Problem description:
Retype the full set of records. Keep every character identical.

◆ ◆ ◆ ◆ ◆ ◆ ◆

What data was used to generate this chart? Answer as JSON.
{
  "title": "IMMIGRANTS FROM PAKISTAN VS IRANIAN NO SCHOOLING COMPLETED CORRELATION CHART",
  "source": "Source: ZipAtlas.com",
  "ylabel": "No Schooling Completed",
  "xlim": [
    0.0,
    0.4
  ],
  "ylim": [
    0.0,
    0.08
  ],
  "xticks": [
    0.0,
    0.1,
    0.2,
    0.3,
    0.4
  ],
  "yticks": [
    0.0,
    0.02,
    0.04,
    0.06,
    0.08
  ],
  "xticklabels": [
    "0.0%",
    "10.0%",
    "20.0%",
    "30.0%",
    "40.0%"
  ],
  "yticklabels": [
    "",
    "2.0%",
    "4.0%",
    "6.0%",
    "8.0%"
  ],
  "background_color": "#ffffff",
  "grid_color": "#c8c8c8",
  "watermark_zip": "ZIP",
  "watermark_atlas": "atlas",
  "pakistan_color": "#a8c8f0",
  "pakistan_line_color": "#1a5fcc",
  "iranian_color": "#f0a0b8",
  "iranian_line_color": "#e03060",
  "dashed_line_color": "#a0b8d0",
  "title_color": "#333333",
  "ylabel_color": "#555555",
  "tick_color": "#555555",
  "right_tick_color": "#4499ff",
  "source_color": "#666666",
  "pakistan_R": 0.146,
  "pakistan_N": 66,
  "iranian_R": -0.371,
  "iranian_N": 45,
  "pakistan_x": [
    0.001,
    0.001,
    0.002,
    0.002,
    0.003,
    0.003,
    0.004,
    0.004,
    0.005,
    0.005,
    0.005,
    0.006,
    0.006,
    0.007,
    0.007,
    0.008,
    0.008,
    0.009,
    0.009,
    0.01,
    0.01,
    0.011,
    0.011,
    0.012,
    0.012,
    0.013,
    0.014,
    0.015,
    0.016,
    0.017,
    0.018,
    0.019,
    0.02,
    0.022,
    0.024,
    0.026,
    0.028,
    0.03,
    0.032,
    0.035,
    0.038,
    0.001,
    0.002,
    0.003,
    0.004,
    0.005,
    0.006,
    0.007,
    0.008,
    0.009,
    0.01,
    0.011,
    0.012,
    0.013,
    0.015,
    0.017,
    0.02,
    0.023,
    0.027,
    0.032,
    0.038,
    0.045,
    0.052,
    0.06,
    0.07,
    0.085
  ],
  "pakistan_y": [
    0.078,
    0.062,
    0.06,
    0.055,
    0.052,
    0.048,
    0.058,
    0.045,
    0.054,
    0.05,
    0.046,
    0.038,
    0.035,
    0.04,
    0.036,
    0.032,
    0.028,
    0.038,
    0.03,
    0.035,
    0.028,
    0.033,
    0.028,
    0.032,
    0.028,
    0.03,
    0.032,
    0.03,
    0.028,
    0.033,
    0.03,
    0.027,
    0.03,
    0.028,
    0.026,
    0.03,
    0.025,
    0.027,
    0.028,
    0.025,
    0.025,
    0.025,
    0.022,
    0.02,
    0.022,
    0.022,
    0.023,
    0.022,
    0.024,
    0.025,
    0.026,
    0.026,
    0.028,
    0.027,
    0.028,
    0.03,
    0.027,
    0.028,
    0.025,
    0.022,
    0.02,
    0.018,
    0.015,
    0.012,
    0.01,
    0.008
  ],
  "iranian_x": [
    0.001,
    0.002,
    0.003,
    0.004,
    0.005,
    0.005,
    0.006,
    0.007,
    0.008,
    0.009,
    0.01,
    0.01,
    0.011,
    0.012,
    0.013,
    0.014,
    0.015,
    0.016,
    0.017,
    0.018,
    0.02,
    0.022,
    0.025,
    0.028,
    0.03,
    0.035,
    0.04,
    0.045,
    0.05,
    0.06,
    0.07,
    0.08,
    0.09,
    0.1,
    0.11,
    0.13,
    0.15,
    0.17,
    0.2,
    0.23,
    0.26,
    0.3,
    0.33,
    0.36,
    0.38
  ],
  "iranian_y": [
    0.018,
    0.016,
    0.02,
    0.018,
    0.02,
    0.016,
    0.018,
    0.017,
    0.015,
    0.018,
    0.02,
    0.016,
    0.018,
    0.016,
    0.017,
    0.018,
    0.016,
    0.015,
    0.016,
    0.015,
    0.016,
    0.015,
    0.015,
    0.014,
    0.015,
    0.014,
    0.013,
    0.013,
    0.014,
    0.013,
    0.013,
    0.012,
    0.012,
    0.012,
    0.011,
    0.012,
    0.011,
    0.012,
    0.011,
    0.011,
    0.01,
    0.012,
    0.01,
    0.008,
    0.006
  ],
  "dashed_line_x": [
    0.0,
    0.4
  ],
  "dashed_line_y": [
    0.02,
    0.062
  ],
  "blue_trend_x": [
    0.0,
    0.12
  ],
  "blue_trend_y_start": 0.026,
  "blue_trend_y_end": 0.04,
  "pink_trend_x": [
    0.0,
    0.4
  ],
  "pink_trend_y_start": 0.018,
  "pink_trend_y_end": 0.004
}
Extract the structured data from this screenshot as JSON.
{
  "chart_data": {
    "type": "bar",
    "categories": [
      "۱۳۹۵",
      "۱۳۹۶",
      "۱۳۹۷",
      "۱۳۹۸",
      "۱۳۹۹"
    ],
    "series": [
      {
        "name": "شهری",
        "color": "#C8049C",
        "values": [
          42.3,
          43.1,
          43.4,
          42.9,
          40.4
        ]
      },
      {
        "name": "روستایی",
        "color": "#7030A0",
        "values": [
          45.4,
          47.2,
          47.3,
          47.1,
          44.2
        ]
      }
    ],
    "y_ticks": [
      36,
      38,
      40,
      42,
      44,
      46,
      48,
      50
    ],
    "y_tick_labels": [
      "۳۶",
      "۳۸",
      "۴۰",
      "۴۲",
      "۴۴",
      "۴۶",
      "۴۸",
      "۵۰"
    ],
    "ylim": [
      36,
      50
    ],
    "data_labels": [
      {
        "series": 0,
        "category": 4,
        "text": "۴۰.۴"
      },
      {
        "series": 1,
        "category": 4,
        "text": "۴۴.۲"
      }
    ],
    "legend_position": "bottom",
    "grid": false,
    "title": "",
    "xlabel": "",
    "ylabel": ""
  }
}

◆ ◆ ◆ ◆ ◆ ◆ ◆

Result:
What data was used to generate this chart? Answer as JSON.
{
  "title": "IMMIGRANTS FROM PAKISTAN VS IRANIAN NO SCHOOLING COMPLETED CORRELATION CHART",
  "source": "Source: ZipAtlas.com",
  "ylabel": "No Schooling Completed",
  "xlim": [
    0.0,
    0.4
  ],
  "ylim": [
    0.0,
    0.08
  ],
  "xticks": [
    0.0,
    0.1,
    0.2,
    0.3,
    0.4
  ],
  "yticks": [
    0.0,
    0.02,
    0.04,
    0.06,
    0.08
  ],
  "xticklabels": [
    "0.0%",
    "10.0%",
    "20.0%",
    "30.0%",
    "40.0%"
  ],
  "yticklabels": [
    "",
    "2.0%",
    "4.0%",
    "6.0%",
    "8.0%"
  ],
  "background_color": "#ffffff",
  "grid_color": "#c8c8c8",
  "watermark_zip": "ZIP",
  "watermark_atlas": "atlas",
  "pakistan_color": "#a8c8f0",
  "pakistan_line_color": "#1a5fcc",
  "iranian_color": "#f0a0b8",
  "iranian_line_color": "#e03060",
  "dashed_line_color": "#a0b8d0",
  "title_color": "#333333",
  "ylabel_color": "#555555",
  "tick_color": "#555555",
  "right_tick_color": "#4499ff",
  "source_color": "#666666",
  "pakistan_R": 0.146,
  "pakistan_N": 66,
  "iranian_R": -0.371,
  "iranian_N": 45,
  "pakistan_x": [
    0.001,
    0.001,
    0.002,
    0.002,
    0.003,
    0.003,
    0.004,
    0.004,
    0.005,
    0.005,
    0.005,
    0.006,
    0.006,
    0.007,
    0.007,
    0.008,
    0.008,
    0.009,
    0.009,
    0.01,
    0.01,
    0.011,
    0.011,
    0.012,
    0.012,
    0.013,
    0.014,
    0.015,
    0.016,
    0.017,
    0.018,
    0.019,
    0.02,
    0.022,
    0.024,
    0.026,
    0.028,
    0.03,
    0.032,
    0.035,
    0.038,
    0.001,
    0.002,
    0.003,
    0.004,
    0.005,
    0.006,
    0.007,
    0.008,
    0.009,
    0.01,
    0.011,
    0.012,
    0.013,
    0.015,
    0.017,
    0.02,
    0.023,
    0.027,
    0.032,
    0.038,
    0.045,
    0.052,
    0.06,
    0.07,
    0.085
  ],
  "pakistan_y": [
    0.078,
    0.062,
    0.06,
    0.055,
    0.052,
    0.048,
    0.058,
    0.045,
    0.054,
    0.05,
    0.046,
    0.038,
    0.035,
    0.04,
    0.036,
    0.032,
    0.028,
    0.038,
    0.03,
    0.035,
    0.028,
    0.033,
    0.028,
    0.032,
    0.028,
    0.03,
    0.032,
    0.03,
    0.028,
    0.033,
    0.03,
    0.027,
    0.03,
    0.028,
    0.026,
    0.03,
    0.025,
    0.027,
    0.028,
    0.025,
    0.025,
    0.025,
    0.022,
    0.02,
    0.022,
    0.022,
    0.023,
    0.022,
    0.024,
    0.025,
    0.026,
    0.026,
    0.028,
    0.027,
    0.028,
    0.03,
    0.027,
    0.028,
    0.025,
    0.022,
    0.02,
    0.018,
    0.015,
    0.012,
    0.01,
    0.008
  ],
  "iranian_x": [
    0.001,
    0.002,
    0.003,
    0.004,
    0.005,
    0.005,
    0.006,
    0.007,
    0.008,
    0.009,
    0.01,
    0.01,
    0.011,
    0.012,
    0.013,
    0.014,
    0.015,
    0.016,
    0.017,
    0.018,
    0.02,
    0.022,
    0.025,
    0.028,
    0.03,
    0.035,
    0.04,
    0.045,
    0.05,
    0.06,
    0.07,
    0.08,
    0.09,
    0.1,
    0.11,
    0.13,
    0.15,
    0.17,
    0.2,
    0.23,
    0.26,
    0.3,
    0.33,
    0.36,
    0.38
  ],
  "iranian_y": [
    0.018,
    0.016,
    0.02,
    0.018,
    0.02,
    0.016,
    0.018,
    0.017,
    0.015,
    0.018,
    0.02,
    0.016,
    0.018,
    0.016,
    0.017,
    0.018,
    0.016,
    0.015,
    0.016,
    0.015,
    0.016,
    0.015,
    0.015,
    0.014,
    0.015,
    0.014,
    0.013,
    0.013,
    0.014,
    0.013,
    0.013,
    0.012,
    0.012,
    0.012,
    0.011,
    0.012,
    0.011,
    0.012,
    0.011,
    0.011,
    0.01,
    0.012,
    0.01,
    0.008,
    0.006
  ],
  "dashed_line_x": [
    0.0,
    0.4
  ],
  "dashed_line_y": [
    0.02,
    0.062
  ],
  "blue_trend_x": [
    0.0,
    0.12
  ],
  "blue_trend_y_start": 0.026,
  "blue_trend_y_end": 0.04,
  "pink_trend_x": [
    0.0,
    0.4
  ],
  "pink_trend_y_start": 0.018,
  "pink_trend_y_end": 0.004
}
Extract the structured data from this screenshot as JSON.
{
  "chart_data": {
    "type": "bar",
    "categories": [
      "۱۳۹۵",
      "۱۳۹۶",
      "۱۳۹۷",
      "۱۳۹۸",
      "۱۳۹۹"
    ],
    "series": [
      {
        "name": "شهری",
        "color": "#C8049C",
        "values": [
          42.3,
          43.1,
          43.4,
          42.9,
          40.4
        ]
      },
      {
        "name": "روستایی",
        "color": "#7030A0",
        "values": [
          45.4,
          47.2,
          47.3,
          47.1,
          44.2
        ]
      }
    ],
    "y_ticks": [
      36,
      38,
      40,
      42,
      44,
      46,
      48,
      50
    ],
    "y_tick_labels": [
      "۳۶",
      "۳۸",
      "۴۰",
      "۴۲",
      "۴۴",
      "۴۶",
      "۴۸",
      "۵۰"
    ],
    "ylim": [
      36,
      50
    ],
    "data_labels": [
      {
        "series": 0,
        "category": 4,
        "text": "۴۰.۴"
      },
      {
        "series": 1,
        "category": 4,
        "text": "۴۴.۲"
      }
    ],
    "legend_position": "bottom",
    "grid": false,
    "title": "",
    "xlabel": "",
    "ylabel": ""
  }
}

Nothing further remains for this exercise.